> **Records contained in a dataset**
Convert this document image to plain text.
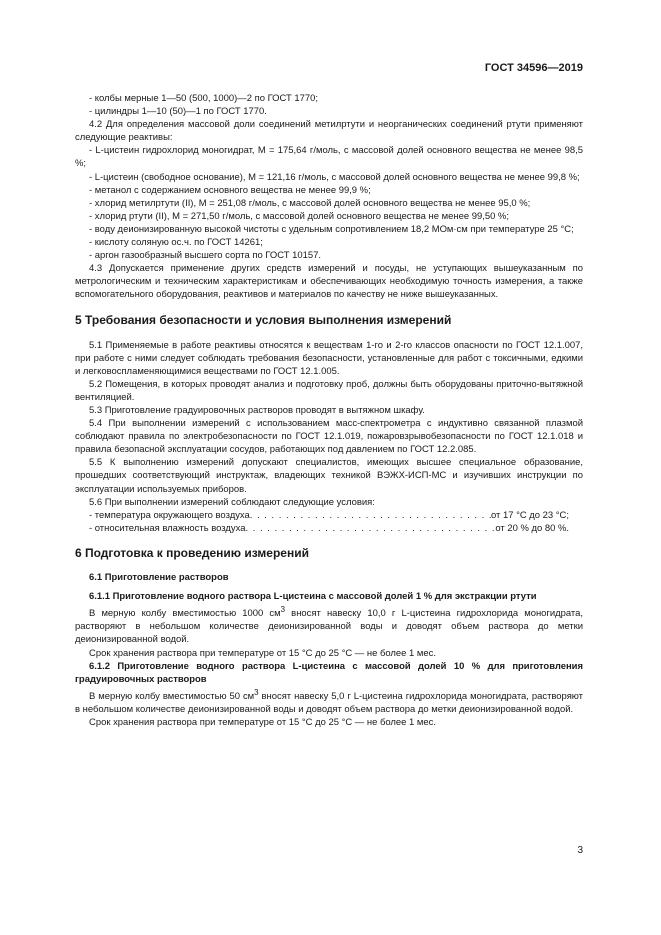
ГОСТ 34596—2019

- колбы мерные 1—50 (500, 1000)—2 по ГОСТ 1770;

- цилиндры 1—10 (50)—1 по ГОСТ 1770.

4.2 Для определения массовой доли соединений метилртути и неорганических соединений ртути применяют следующие реактивы:

- L-цистеин гидрохлорид моногидрат, M = 175,64 г/моль, с массовой долей основного вещества не менее 98,5 %;

- L-цистеин (свободное основание), M = 121,16 г/моль, с массовой долей основного вещества не менее 99,8 %;

- метанол с содержанием основного вещества не менее 99,9 %;

- хлорид метилртути (II), M = 251,08 г/моль, с массовой долей основного вещества не менее 95,0 %;

- хлорид ртути (II), M = 271,50 г/моль, с массовой долей основного вещества не менее 99,50 %;

- воду деионизированную высокой чистоты с удельным сопротивлением 18,2 МОм·см при температуре 25 °С;

- кислоту соляную ос.ч. по ГОСТ 14261;

- аргон газообразный высшего сорта по ГОСТ 10157.

4.3 Допускается применение других средств измерений и посуды, не уступающих вышеуказанным по метрологическим и техническим характеристикам и обеспечивающих необходимую точность измерения, а также вспомогательного оборудования, реактивов и материалов по качеству не ниже вышеуказанных.

5 Требования безопасности и условия выполнения измерений

5.1 Применяемые в работе реактивы относятся к веществам 1-го и 2-го классов опасности по ГОСТ 12.1.007, при работе с ними следует соблюдать требования безопасности, установленные для работ с токсичными, едкими и легковоспламеняющимися веществами по ГОСТ 12.1.005.

5.2 Помещения, в которых проводят анализ и подготовку проб, должны быть оборудованы приточно-вытяжной вентиляцией.

5.3 Приготовление градуировочных растворов проводят в вытяжном шкафу.

5.4 При выполнении измерений с использованием масс-спектрометра с индуктивно связанной плазмой соблюдают правила по электробезопасности по ГОСТ 12.1.019, пожаровзрывобезопасности по ГОСТ 12.1.018 и правила безопасной эксплуатации сосудов, работающих под давлением по ГОСТ 12.2.085.

5.5 К выполнению измерений допускают специалистов, имеющих высшее специальное образование, прошедших соответствующий инструктаж, владеющих техникой ВЭЖХ-ИСП-МС и изучивших инструкции по эксплуатации используемых приборов.

5.6 При выполнении измерений соблюдают следующие условия:

- температура окружающего воздуха . . .	от 17 °С до 23 °С;
- относительная влажность воздуха . . .	от 20 % до 80 %.

6 Подготовка к проведению измерений

6.1 Приготовление растворов

6.1.1 Приготовление водного раствора L-цистеина с массовой долей 1 % для экстракции ртути

В мерную колбу вместимостью 1000 $см^3$ вносят навеску 10,0 г L-цистеина гидрохлорида моногидрата, растворяют в небольшом количестве деионизированной воды и доводят объем раствора до метки деионизированной водой.

Срок хранения раствора при температуре от 15 °С до 25 °С — не более 1 мес.

6.1.2 Приготовление водного раствора L-цистеина с массовой долей 10 % для приготовления градуировочных растворов

В мерную колбу вместимостью 50 $см^3$ вносят навеску 5,0 г L-цистеина гидрохлорида моногидрата, растворяют в небольшом количестве деионизированной воды и доводят объем раствора до метки деионизированной водой.

Срок хранения раствора при температуре от 15 °С до 25 °С — не более 1 мес.

3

> **REQUEST**
Copy all lines from the entries that contain the word "объем".

> **ANSWER TO THE TASK**
В мерную колбу вместимостью 1000 $см^3$ вносят навеску 10,0 г L-цистеина гидрохлорида моногидрата, растворяют в небольшом количестве деионизированной воды и доводят объем раствора до метки деионизированной водой.
В мерную колбу вместимостью 50 $см^3$ вносят навеску 5,0 г L-цистеина гидрохлорида моногидрата, растворяют в небольшом количестве деионизированной воды и доводят объем раствора до метки деионизированной водой.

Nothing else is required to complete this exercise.